▶ What you should do:
Print every record below exactly as written.

(Recorded data)

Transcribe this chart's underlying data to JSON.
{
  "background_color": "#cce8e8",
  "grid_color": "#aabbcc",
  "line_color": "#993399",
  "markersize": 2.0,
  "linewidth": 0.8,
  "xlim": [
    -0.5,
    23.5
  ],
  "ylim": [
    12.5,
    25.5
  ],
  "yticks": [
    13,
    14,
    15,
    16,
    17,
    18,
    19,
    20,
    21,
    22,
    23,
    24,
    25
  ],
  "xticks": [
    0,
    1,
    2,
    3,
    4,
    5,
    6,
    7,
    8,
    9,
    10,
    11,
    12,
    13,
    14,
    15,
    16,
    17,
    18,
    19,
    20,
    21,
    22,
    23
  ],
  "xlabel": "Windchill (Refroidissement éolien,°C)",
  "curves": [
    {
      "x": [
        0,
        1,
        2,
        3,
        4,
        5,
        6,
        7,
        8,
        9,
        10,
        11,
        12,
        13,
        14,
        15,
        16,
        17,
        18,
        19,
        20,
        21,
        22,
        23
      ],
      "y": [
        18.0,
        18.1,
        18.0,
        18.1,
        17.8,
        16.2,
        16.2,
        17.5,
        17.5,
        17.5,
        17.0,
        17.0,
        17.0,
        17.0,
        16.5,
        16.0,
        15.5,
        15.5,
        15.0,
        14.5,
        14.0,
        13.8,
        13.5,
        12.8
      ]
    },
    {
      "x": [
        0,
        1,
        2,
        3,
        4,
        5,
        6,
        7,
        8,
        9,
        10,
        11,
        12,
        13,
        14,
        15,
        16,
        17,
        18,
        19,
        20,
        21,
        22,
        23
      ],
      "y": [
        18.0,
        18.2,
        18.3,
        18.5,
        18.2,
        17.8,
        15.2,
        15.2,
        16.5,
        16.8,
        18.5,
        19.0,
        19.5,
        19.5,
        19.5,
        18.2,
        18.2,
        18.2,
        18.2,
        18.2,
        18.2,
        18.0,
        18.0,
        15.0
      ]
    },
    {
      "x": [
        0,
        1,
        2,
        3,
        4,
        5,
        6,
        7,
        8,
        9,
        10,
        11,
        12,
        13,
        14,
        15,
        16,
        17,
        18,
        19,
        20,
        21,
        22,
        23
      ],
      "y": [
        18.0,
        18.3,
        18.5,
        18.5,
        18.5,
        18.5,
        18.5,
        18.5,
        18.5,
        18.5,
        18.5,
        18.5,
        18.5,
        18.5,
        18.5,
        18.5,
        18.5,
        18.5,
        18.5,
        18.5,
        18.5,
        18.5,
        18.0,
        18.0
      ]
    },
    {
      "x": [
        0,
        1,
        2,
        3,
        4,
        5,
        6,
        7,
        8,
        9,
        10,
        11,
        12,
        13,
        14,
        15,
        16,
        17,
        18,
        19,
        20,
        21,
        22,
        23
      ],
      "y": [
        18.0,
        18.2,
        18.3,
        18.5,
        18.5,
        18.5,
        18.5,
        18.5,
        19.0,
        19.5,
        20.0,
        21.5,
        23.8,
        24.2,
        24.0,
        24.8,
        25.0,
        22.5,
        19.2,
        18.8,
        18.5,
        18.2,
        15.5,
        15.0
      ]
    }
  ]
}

▶ Output of the task:
Transcribe this chart's underlying data to JSON.
{
  "background_color": "#cce8e8",
  "grid_color": "#aabbcc",
  "line_color": "#993399",
  "markersize": 2.0,
  "linewidth": 0.8,
  "xlim": [
    -0.5,
    23.5
  ],
  "ylim": [
    12.5,
    25.5
  ],
  "yticks": [
    13,
    14,
    15,
    16,
    17,
    18,
    19,
    20,
    21,
    22,
    23,
    24,
    25
  ],
  "xticks": [
    0,
    1,
    2,
    3,
    4,
    5,
    6,
    7,
    8,
    9,
    10,
    11,
    12,
    13,
    14,
    15,
    16,
    17,
    18,
    19,
    20,
    21,
    22,
    23
  ],
  "xlabel": "Windchill (Refroidissement éolien,°C)",
  "curves": [
    {
      "x": [
        0,
        1,
        2,
        3,
        4,
        5,
        6,
        7,
        8,
        9,
        10,
        11,
        12,
        13,
        14,
        15,
        16,
        17,
        18,
        19,
        20,
        21,
        22,
        23
      ],
      "y": [
        18.0,
        18.1,
        18.0,
        18.1,
        17.8,
        16.2,
        16.2,
        17.5,
        17.5,
        17.5,
        17.0,
        17.0,
        17.0,
        17.0,
        16.5,
        16.0,
        15.5,
        15.5,
        15.0,
        14.5,
        14.0,
        13.8,
        13.5,
        12.8
      ]
    },
    {
      "x": [
        0,
        1,
        2,
        3,
        4,
        5,
        6,
        7,
        8,
        9,
        10,
        11,
        12,
        13,
        14,
        15,
        16,
        17,
        18,
        19,
        20,
        21,
        22,
        23
      ],
      "y": [
        18.0,
        18.2,
        18.3,
        18.5,
        18.2,
        17.8,
        15.2,
        15.2,
        16.5,
        16.8,
        18.5,
        19.0,
        19.5,
        19.5,
        19.5,
        18.2,
        18.2,
        18.2,
        18.2,
        18.2,
        18.2,
        18.0,
        18.0,
        15.0
      ]
    },
    {
      "x": [
        0,
        1,
        2,
        3,
        4,
        5,
        6,
        7,
        8,
        9,
        10,
        11,
        12,
        13,
        14,
        15,
        16,
        17,
        18,
        19,
        20,
        21,
        22,
        23
      ],
      "y": [
        18.0,
        18.3,
        18.5,
        18.5,
        18.5,
        18.5,
        18.5,
        18.5,
        18.5,
        18.5,
        18.5,
        18.5,
        18.5,
        18.5,
        18.5,
        18.5,
        18.5,
        18.5,
        18.5,
        18.5,
        18.5,
        18.5,
        18.0,
        18.0
      ]
    },
    {
      "x": [
        0,
        1,
        2,
        3,
        4,
        5,
        6,
        7,
        8,
        9,
        10,
        11,
        12,
        13,
        14,
        15,
        16,
        17,
        18,
        19,
        20,
        21,
        22,
        23
      ],
      "y": [
        18.0,
        18.2,
        18.3,
        18.5,
        18.5,
        18.5,
        18.5,
        18.5,
        19.0,
        19.5,
        20.0,
        21.5,
        23.8,
        24.2,
        24.0,
        24.8,
        25.0,
        22.5,
        19.2,
        18.8,
        18.5,
        18.2,
        15.5,
        15.0
      ]
    }
  ]
}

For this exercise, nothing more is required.